→ **Exercise prompt**
Rewrite the records from the line containing "339, 157, 348]" through the line containing "335, 215, 346]", changing "boundary-marker" to "boundary-point" and leaving everything else as it is.

----

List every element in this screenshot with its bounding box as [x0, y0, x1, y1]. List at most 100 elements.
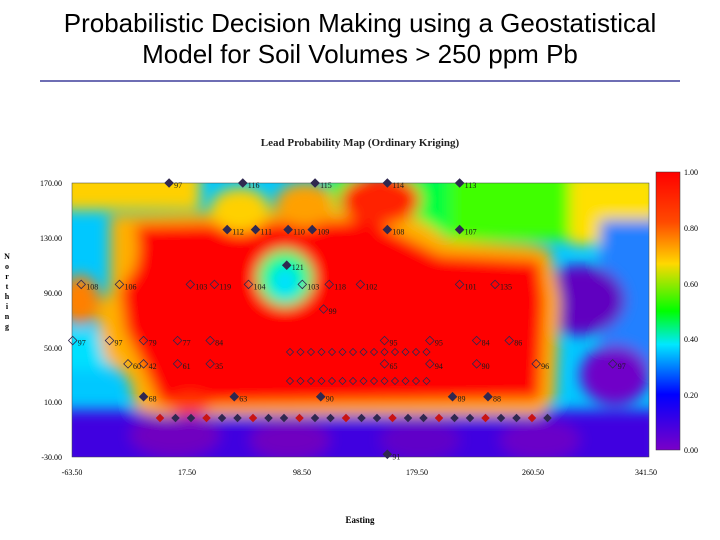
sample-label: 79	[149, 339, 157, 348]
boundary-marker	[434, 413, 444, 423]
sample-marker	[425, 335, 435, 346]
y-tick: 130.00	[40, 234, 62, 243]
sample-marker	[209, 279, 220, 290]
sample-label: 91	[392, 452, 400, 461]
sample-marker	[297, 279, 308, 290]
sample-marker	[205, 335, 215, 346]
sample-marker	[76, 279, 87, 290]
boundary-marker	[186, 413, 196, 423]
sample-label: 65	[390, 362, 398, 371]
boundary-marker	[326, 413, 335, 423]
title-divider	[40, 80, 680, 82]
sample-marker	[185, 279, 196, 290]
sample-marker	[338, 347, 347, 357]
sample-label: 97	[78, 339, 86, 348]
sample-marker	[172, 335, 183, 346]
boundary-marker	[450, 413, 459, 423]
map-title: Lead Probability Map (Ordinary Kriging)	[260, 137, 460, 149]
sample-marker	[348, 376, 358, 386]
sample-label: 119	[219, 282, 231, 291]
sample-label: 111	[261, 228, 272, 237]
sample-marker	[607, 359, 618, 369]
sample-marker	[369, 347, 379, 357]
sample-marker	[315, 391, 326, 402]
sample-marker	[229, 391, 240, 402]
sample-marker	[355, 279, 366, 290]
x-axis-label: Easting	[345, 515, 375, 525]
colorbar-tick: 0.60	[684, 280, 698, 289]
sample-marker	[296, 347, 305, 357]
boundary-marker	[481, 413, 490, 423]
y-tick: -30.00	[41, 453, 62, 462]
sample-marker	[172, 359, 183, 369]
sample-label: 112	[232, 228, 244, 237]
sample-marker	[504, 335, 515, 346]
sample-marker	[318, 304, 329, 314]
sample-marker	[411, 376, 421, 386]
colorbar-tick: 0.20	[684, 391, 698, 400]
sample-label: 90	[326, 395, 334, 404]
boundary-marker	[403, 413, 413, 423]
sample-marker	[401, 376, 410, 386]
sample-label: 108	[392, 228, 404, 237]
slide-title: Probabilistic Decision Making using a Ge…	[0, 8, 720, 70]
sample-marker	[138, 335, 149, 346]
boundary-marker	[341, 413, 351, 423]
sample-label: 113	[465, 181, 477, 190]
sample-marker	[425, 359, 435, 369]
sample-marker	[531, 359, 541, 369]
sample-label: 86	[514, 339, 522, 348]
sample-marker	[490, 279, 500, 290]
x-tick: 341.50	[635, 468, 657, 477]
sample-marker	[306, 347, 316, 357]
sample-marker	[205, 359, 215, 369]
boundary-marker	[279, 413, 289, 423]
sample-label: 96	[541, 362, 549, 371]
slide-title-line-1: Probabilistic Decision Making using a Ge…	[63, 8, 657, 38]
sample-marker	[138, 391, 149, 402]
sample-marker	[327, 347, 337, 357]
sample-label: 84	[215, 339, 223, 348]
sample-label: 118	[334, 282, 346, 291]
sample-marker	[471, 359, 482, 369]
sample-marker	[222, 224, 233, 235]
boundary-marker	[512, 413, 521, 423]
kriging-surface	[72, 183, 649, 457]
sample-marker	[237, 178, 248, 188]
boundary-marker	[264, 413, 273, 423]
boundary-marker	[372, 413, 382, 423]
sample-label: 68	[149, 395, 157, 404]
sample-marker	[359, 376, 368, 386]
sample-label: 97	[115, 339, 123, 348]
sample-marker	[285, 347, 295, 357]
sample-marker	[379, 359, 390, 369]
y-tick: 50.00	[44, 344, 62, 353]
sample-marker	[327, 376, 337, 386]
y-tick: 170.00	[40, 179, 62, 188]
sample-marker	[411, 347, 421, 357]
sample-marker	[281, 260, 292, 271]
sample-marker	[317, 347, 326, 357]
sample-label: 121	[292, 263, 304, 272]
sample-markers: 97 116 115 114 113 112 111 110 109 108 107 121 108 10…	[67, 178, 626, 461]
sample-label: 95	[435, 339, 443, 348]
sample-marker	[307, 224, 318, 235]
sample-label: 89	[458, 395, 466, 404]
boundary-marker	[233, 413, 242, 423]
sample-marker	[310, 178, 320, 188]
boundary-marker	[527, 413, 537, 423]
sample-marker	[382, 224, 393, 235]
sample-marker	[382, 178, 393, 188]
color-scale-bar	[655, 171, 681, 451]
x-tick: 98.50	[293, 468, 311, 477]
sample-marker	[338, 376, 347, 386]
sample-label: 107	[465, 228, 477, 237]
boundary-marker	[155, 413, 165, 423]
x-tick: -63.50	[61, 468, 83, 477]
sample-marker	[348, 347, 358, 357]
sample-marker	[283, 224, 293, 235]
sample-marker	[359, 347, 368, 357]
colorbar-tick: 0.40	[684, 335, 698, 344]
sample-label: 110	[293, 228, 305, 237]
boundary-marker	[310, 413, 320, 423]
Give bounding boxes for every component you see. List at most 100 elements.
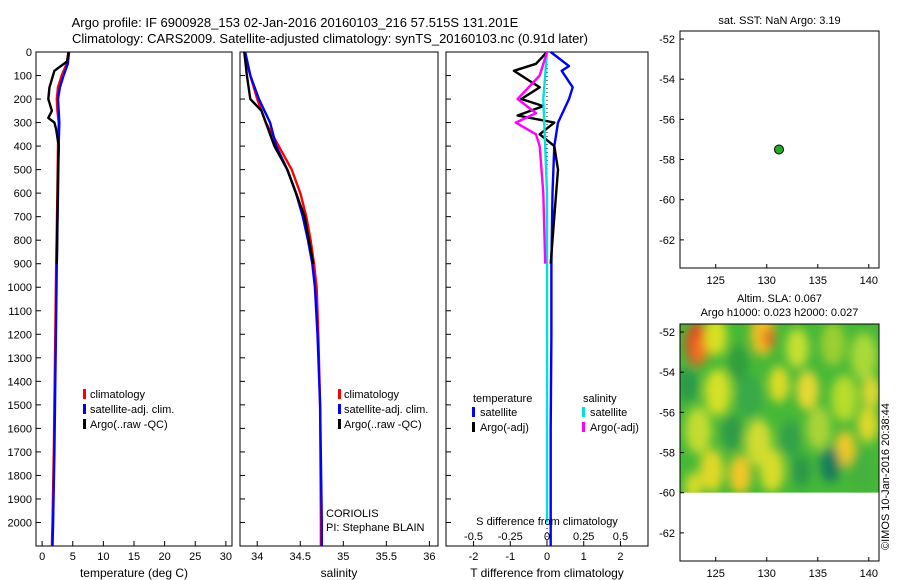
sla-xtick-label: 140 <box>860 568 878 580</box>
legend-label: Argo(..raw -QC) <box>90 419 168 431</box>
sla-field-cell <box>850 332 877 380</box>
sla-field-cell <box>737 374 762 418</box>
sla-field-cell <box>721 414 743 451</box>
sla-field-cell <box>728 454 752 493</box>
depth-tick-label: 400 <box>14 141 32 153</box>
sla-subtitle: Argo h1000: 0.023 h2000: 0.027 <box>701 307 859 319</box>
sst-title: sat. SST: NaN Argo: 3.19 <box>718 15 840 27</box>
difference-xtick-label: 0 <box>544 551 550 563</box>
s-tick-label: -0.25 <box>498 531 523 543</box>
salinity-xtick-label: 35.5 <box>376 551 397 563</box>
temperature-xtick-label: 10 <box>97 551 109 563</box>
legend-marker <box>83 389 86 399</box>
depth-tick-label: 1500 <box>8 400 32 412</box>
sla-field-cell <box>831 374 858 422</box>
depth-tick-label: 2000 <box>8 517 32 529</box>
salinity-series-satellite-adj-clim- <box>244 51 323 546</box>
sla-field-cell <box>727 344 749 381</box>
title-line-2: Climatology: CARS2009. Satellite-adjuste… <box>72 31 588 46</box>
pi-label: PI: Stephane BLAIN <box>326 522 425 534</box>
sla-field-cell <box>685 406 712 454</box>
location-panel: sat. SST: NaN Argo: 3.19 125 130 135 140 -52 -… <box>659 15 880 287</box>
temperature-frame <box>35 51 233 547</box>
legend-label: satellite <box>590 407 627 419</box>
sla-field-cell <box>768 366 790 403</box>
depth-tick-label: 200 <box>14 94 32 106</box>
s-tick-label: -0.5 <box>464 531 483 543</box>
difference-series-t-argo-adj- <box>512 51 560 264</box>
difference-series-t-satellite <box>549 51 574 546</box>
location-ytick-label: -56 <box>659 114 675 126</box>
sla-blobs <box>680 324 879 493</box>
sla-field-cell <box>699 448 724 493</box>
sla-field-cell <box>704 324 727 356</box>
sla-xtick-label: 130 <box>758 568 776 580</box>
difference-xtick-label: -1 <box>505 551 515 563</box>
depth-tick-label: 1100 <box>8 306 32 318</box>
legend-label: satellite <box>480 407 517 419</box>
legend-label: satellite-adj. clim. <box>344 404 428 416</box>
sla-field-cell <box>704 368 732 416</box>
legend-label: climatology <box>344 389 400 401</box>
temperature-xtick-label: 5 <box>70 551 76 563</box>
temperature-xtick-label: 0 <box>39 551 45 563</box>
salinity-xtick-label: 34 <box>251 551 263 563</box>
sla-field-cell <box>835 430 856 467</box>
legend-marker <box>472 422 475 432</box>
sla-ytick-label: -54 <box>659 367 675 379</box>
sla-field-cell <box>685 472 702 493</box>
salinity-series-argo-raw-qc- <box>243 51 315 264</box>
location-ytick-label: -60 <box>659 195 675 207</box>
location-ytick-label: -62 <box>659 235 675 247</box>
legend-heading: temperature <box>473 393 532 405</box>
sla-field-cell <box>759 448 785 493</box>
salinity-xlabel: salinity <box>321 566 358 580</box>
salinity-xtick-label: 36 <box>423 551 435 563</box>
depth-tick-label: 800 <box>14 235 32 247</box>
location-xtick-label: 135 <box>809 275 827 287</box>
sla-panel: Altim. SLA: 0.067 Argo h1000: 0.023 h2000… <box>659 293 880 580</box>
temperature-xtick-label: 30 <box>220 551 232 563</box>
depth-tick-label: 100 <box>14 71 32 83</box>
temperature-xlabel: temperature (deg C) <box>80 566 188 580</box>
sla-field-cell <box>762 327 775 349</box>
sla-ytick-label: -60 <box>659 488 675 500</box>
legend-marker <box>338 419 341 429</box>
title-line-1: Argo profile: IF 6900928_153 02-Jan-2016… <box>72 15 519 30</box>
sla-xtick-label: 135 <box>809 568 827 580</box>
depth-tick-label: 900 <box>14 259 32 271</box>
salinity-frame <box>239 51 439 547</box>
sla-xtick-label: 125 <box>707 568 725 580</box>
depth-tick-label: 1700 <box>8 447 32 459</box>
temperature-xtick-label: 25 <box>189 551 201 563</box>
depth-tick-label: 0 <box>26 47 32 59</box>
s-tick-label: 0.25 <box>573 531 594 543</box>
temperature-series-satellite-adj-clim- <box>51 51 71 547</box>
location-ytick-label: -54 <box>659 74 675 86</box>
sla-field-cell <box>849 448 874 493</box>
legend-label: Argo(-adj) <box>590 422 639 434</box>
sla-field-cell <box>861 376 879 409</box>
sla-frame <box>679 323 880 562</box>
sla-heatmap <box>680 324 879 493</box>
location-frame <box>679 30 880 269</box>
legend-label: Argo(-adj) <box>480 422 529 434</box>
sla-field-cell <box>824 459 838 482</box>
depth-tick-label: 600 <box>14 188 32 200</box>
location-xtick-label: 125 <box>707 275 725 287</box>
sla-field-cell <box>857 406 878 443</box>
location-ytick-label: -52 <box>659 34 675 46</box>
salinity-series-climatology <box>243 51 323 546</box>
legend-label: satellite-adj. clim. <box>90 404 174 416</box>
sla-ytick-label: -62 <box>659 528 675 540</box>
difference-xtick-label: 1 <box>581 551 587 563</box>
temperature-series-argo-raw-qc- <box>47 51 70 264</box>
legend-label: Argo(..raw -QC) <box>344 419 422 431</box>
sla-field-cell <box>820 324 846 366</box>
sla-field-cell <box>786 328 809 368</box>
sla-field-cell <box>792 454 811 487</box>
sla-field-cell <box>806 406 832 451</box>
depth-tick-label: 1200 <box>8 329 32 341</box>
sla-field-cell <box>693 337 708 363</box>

----

→ **Expected answer**
sample-label: 79	[149, 339, 157, 348]
boundary-point	[434, 413, 444, 423]
sample-marker	[425, 335, 435, 346]
y-tick: 130.00	[40, 234, 62, 243]
sample-marker	[209, 279, 220, 290]
sample-label: 91	[392, 452, 400, 461]
sample-marker	[297, 279, 308, 290]
sample-marker	[205, 335, 215, 346]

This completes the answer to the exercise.